**Data for the task:**

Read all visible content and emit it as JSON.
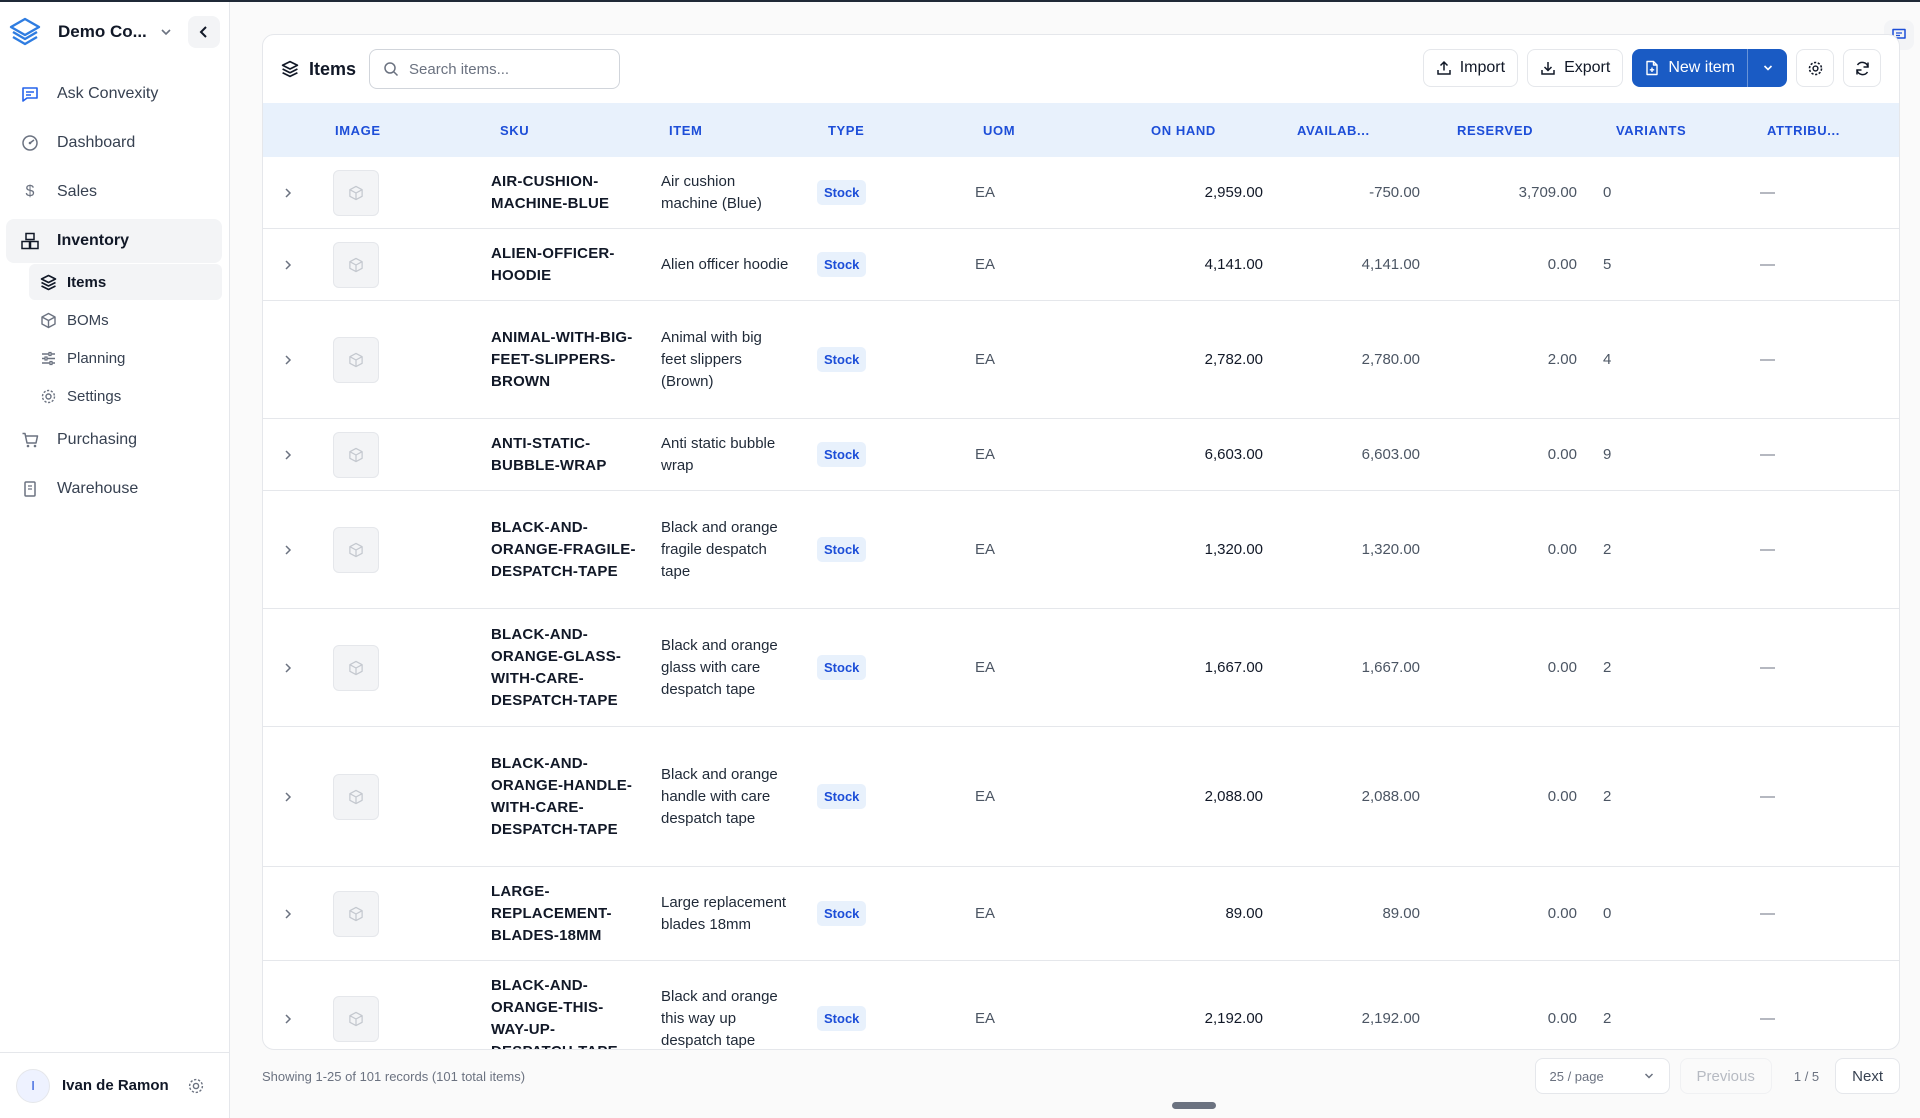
{
  "workspace": {
    "name": "Demo Co..."
  },
  "sidebar": {
    "items": [
      {
        "label": "Ask Convexity",
        "icon": "chat-icon"
      },
      {
        "label": "Dashboard",
        "icon": "dashboard-icon"
      },
      {
        "label": "Sales",
        "icon": "dollar-icon"
      },
      {
        "label": "Inventory",
        "icon": "boxes-icon"
      },
      {
        "label": "Purchasing",
        "icon": "cart-icon"
      },
      {
        "label": "Warehouse",
        "icon": "warehouse-icon"
      }
    ],
    "inventory_sub": [
      {
        "label": "Items",
        "icon": "layers-icon"
      },
      {
        "label": "BOMs",
        "icon": "package-icon"
      },
      {
        "label": "Planning",
        "icon": "sliders-icon"
      },
      {
        "label": "Settings",
        "icon": "gear-icon"
      }
    ]
  },
  "user": {
    "initial": "I",
    "name": "Ivan de Ramon"
  },
  "toolbar": {
    "title": "Items",
    "search_placeholder": "Search items...",
    "import_label": "Import",
    "export_label": "Export",
    "new_item_label": "New item"
  },
  "table": {
    "columns": [
      "IMAGE",
      "SKU",
      "ITEM",
      "TYPE",
      "UOM",
      "ON HAND",
      "AVAILAB...",
      "RESERVED",
      "VARIANTS",
      "ATTRIBU..."
    ],
    "rows": [
      {
        "sku": "AIR-CUSHION-MACHINE-BLUE",
        "item": "Air cushion machine (Blue)",
        "type": "Stock",
        "uom": "EA",
        "on_hand": "2,959.00",
        "available": "-750.00",
        "reserved": "3,709.00",
        "variants": "0",
        "attributes": "—"
      },
      {
        "sku": "ALIEN-OFFICER-HOODIE",
        "item": "Alien officer hoodie",
        "type": "Stock",
        "uom": "EA",
        "on_hand": "4,141.00",
        "available": "4,141.00",
        "reserved": "0.00",
        "variants": "5",
        "attributes": "—"
      },
      {
        "sku": "ANIMAL-WITH-BIG-FEET-SLIPPERS-BROWN",
        "item": "Animal with big feet slippers (Brown)",
        "type": "Stock",
        "uom": "EA",
        "on_hand": "2,782.00",
        "available": "2,780.00",
        "reserved": "2.00",
        "variants": "4",
        "attributes": "—"
      },
      {
        "sku": "ANTI-STATIC-BUBBLE-WRAP",
        "item": "Anti static bubble wrap",
        "type": "Stock",
        "uom": "EA",
        "on_hand": "6,603.00",
        "available": "6,603.00",
        "reserved": "0.00",
        "variants": "9",
        "attributes": "—"
      },
      {
        "sku": "BLACK-AND-ORANGE-FRAGILE-DESPATCH-TAPE",
        "item": "Black and orange fragile despatch tape",
        "type": "Stock",
        "uom": "EA",
        "on_hand": "1,320.00",
        "available": "1,320.00",
        "reserved": "0.00",
        "variants": "2",
        "attributes": "—"
      },
      {
        "sku": "BLACK-AND-ORANGE-GLASS-WITH-CARE-DESPATCH-TAPE",
        "item": "Black and orange glass with care despatch tape",
        "type": "Stock",
        "uom": "EA",
        "on_hand": "1,667.00",
        "available": "1,667.00",
        "reserved": "0.00",
        "variants": "2",
        "attributes": "—"
      },
      {
        "sku": "BLACK-AND-ORANGE-HANDLE-WITH-CARE-DESPATCH-TAPE",
        "item": "Black and orange handle with care despatch tape",
        "type": "Stock",
        "uom": "EA",
        "on_hand": "2,088.00",
        "available": "2,088.00",
        "reserved": "0.00",
        "variants": "2",
        "attributes": "—"
      },
      {
        "sku": "LARGE-REPLACEMENT-BLADES-18MM",
        "item": "Large replacement blades 18mm",
        "type": "Stock",
        "uom": "EA",
        "on_hand": "89.00",
        "available": "89.00",
        "reserved": "0.00",
        "variants": "0",
        "attributes": "—"
      },
      {
        "sku": "BLACK-AND-ORANGE-THIS-WAY-UP-DESPATCH-TAPE",
        "item": "Black and orange this way up despatch tape",
        "type": "Stock",
        "uom": "EA",
        "on_hand": "2,192.00",
        "available": "2,192.00",
        "reserved": "0.00",
        "variants": "2",
        "attributes": "—"
      }
    ]
  },
  "footer": {
    "records_text": "Showing 1-25 of 101 records (101 total items)",
    "page_size": "25 / page",
    "previous_label": "Previous",
    "page_info": "1 / 5",
    "next_label": "Next"
  },
  "colors": {
    "accent": "#1a5bc4",
    "header_bg": "#e8f1fc",
    "header_text": "#1d4ed8"
  }
}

**What is being asked:** Omit the pictures. Transcribe every record exactly.

**Result for this exercise:**
Read all visible content and emit it as JSON.
{
  "workspace": {
    "name": "Demo Co..."
  },
  "sidebar": {
    "items": [
      {
        "label": "Ask Convexity",
        "icon": "chat-icon"
      },
      {
        "label": "Dashboard",
        "icon": "dashboard-icon"
      },
      {
        "label": "Sales",
        "icon": "dollar-icon"
      },
      {
        "label": "Inventory",
        "icon": "boxes-icon"
      },
      {
        "label": "Purchasing",
        "icon": "cart-icon"
      },
      {
        "label": "Warehouse",
        "icon": "warehouse-icon"
      }
    ],
    "inventory_sub": [
      {
        "label": "Items",
        "icon": "layers-icon"
      },
      {
        "label": "BOMs",
        "icon": "package-icon"
      },
      {
        "label": "Planning",
        "icon": "sliders-icon"
      },
      {
        "label": "Settings",
        "icon": "gear-icon"
      }
    ]
  },
  "user": {
    "initial": "I",
    "name": "Ivan de Ramon"
  },
  "toolbar": {
    "title": "Items",
    "search_placeholder": "Search items...",
    "import_label": "Import",
    "export_label": "Export",
    "new_item_label": "New item"
  },
  "table": {
    "columns": [
      "IMAGE",
      "SKU",
      "ITEM",
      "TYPE",
      "UOM",
      "ON HAND",
      "AVAILAB...",
      "RESERVED",
      "VARIANTS",
      "ATTRIBU..."
    ],
    "rows": [
      {
        "sku": "AIR-CUSHION-MACHINE-BLUE",
        "item": "Air cushion machine (Blue)",
        "type": "Stock",
        "uom": "EA",
        "on_hand": "2,959.00",
        "available": "-750.00",
        "reserved": "3,709.00",
        "variants": "0",
        "attributes": "—"
      },
      {
        "sku": "ALIEN-OFFICER-HOODIE",
        "item": "Alien officer hoodie",
        "type": "Stock",
        "uom": "EA",
        "on_hand": "4,141.00",
        "available": "4,141.00",
        "reserved": "0.00",
        "variants": "5",
        "attributes": "—"
      },
      {
        "sku": "ANIMAL-WITH-BIG-FEET-SLIPPERS-BROWN",
        "item": "Animal with big feet slippers (Brown)",
        "type": "Stock",
        "uom": "EA",
        "on_hand": "2,782.00",
        "available": "2,780.00",
        "reserved": "2.00",
        "variants": "4",
        "attributes": "—"
      },
      {
        "sku": "ANTI-STATIC-BUBBLE-WRAP",
        "item": "Anti static bubble wrap",
        "type": "Stock",
        "uom": "EA",
        "on_hand": "6,603.00",
        "available": "6,603.00",
        "reserved": "0.00",
        "variants": "9",
        "attributes": "—"
      },
      {
        "sku": "BLACK-AND-ORANGE-FRAGILE-DESPATCH-TAPE",
        "item": "Black and orange fragile despatch tape",
        "type": "Stock",
        "uom": "EA",
        "on_hand": "1,320.00",
        "available": "1,320.00",
        "reserved": "0.00",
        "variants": "2",
        "attributes": "—"
      },
      {
        "sku": "BLACK-AND-ORANGE-GLASS-WITH-CARE-DESPATCH-TAPE",
        "item": "Black and orange glass with care despatch tape",
        "type": "Stock",
        "uom": "EA",
        "on_hand": "1,667.00",
        "available": "1,667.00",
        "reserved": "0.00",
        "variants": "2",
        "attributes": "—"
      },
      {
        "sku": "BLACK-AND-ORANGE-HANDLE-WITH-CARE-DESPATCH-TAPE",
        "item": "Black and orange handle with care despatch tape",
        "type": "Stock",
        "uom": "EA",
        "on_hand": "2,088.00",
        "available": "2,088.00",
        "reserved": "0.00",
        "variants": "2",
        "attributes": "—"
      },
      {
        "sku": "LARGE-REPLACEMENT-BLADES-18MM",
        "item": "Large replacement blades 18mm",
        "type": "Stock",
        "uom": "EA",
        "on_hand": "89.00",
        "available": "89.00",
        "reserved": "0.00",
        "variants": "0",
        "attributes": "—"
      },
      {
        "sku": "BLACK-AND-ORANGE-THIS-WAY-UP-DESPATCH-TAPE",
        "item": "Black and orange this way up despatch tape",
        "type": "Stock",
        "uom": "EA",
        "on_hand": "2,192.00",
        "available": "2,192.00",
        "reserved": "0.00",
        "variants": "2",
        "attributes": "—"
      }
    ]
  },
  "footer": {
    "records_text": "Showing 1-25 of 101 records (101 total items)",
    "page_size": "25 / page",
    "previous_label": "Previous",
    "page_info": "1 / 5",
    "next_label": "Next"
  },
  "colors": {
    "accent": "#1a5bc4",
    "header_bg": "#e8f1fc",
    "header_text": "#1d4ed8"
  }
}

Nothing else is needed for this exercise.